- [QUOTED TEXT]
Fresh Takes on Law, IQ and Race
New Scholarly Books

Crossroads, Directions, and a New Critical Race Theory
Francisco Valdes, Jerome McCristal Culp and Angela P. Harris, eds.
Temple University Press, 2002, 528 pp., $79.50 cloth, $29.95 paper
ISBN 1-56639-929-7 (cloth)
ISBN 1-56639-930-0 (paper)

When the eminent legal scholar Derrick Bell left Harvard Law School in 1992, worn down by the school’s refusal to hire faculty of color and its rejection of his attempts to infuse race into the study of constitutional law, few suspected that his departure would spark a movement. The movement is known as “critical race theory,” dedicated to no less a proposition than that of transforming the legal community’s understanding of race and the law.

Critical race theorists — whose work entered the mainstream with the acclaim heaped on the work of Derrick Bell and Patricia Williams — have unsettled the academy and the media by claiming that American law, both in its procedures and its substance, are structured to maintain White supremacy. Indeed, they maintain that the law’s much-vaunted neutrality and objectivity are not just unattainable ideals, they are harmful fictions that cloak the role of the law in subverting racial equity and ensuring White privilege.

- [WHAT IS ASKED]
#1 In the critical race theory review, what year did Derrick Bell leave Harvard Law School?
#2 Carry the critical race theory review forward from its final sentence.

Records excerpted from a collection
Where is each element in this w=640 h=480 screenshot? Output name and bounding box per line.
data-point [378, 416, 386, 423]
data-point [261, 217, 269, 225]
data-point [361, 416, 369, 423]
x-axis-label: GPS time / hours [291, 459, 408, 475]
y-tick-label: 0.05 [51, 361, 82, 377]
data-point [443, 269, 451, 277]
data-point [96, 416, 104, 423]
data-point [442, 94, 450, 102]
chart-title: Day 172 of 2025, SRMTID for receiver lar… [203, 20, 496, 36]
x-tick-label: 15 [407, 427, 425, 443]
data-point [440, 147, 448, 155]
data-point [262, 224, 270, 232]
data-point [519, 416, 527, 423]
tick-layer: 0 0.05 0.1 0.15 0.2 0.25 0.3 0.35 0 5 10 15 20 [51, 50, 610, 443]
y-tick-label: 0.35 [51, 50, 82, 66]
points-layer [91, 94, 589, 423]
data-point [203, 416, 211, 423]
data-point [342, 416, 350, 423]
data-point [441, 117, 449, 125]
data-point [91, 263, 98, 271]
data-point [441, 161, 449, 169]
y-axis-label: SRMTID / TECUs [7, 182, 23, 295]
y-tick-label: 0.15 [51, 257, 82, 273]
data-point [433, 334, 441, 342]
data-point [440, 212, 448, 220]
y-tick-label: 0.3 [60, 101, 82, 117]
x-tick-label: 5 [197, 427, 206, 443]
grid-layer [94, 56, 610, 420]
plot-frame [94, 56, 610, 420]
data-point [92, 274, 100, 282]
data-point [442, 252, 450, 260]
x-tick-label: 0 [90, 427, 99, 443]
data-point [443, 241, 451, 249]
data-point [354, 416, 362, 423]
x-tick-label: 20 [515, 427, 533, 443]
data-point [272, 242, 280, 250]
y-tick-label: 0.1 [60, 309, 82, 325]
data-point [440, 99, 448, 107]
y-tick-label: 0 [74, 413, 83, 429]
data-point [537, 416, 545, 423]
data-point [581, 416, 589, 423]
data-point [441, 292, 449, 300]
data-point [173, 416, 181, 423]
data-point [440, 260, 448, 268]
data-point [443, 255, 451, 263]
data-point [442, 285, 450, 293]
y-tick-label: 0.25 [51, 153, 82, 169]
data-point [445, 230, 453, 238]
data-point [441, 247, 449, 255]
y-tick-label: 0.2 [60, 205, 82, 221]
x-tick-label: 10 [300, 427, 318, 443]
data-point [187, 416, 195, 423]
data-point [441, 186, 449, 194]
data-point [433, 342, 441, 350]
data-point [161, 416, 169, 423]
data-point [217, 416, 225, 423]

- [ANSWERS TO THE TASKS]
#1 1992

#2
For daring to point out what to some is obvious — to others unthinkable — critical race theorists have been bashed as the “lunatic fringe” of academia, excoriated for encouraging “Black separateness” and anti-Semitism, called out by the Toronto Sun as “the most embarrassing trend in American publishing.”

Born in the hard times of the Reagan years, the movement has come of age in even harder times, as is documented by the 24 new essays in Crossroads, Directions, and a New Critical Race Theory. The writers — a distinguished and multiethnic group of legal scholars, from Derrick Bell and Kimberlé Williams Crenshaw to Mari Matsuda and Francisco Valdes — describe critical race theory’s struggle to be born, to survive and to thrive amid social and political foes that are growing increasingly sophisticated, monied and dedicated to driving race theory from the academy and from all public discourse.

In searing and often elegantly written essays, the theorists in this volume tackle the big issues — impersonal forces such as immigration, globalization, colonialism, and personal ones such as disability, color, “queer” identity and the family — to explain how racialized thinking permeates both national consciousness and national discourse. The volume certainly offers much material for another conservative broadside against critical race theory, but by speaking their truth — and speaking it elegantly — this collection of “outsider” academics has offered a telling and important contribution to the future.

Francisco Valdes is professor of law at the University of Miami; Jerome McCristal Culp is a professor of law at Duke University; Angela P. Harris is professor of law at the University of California-Berkeley.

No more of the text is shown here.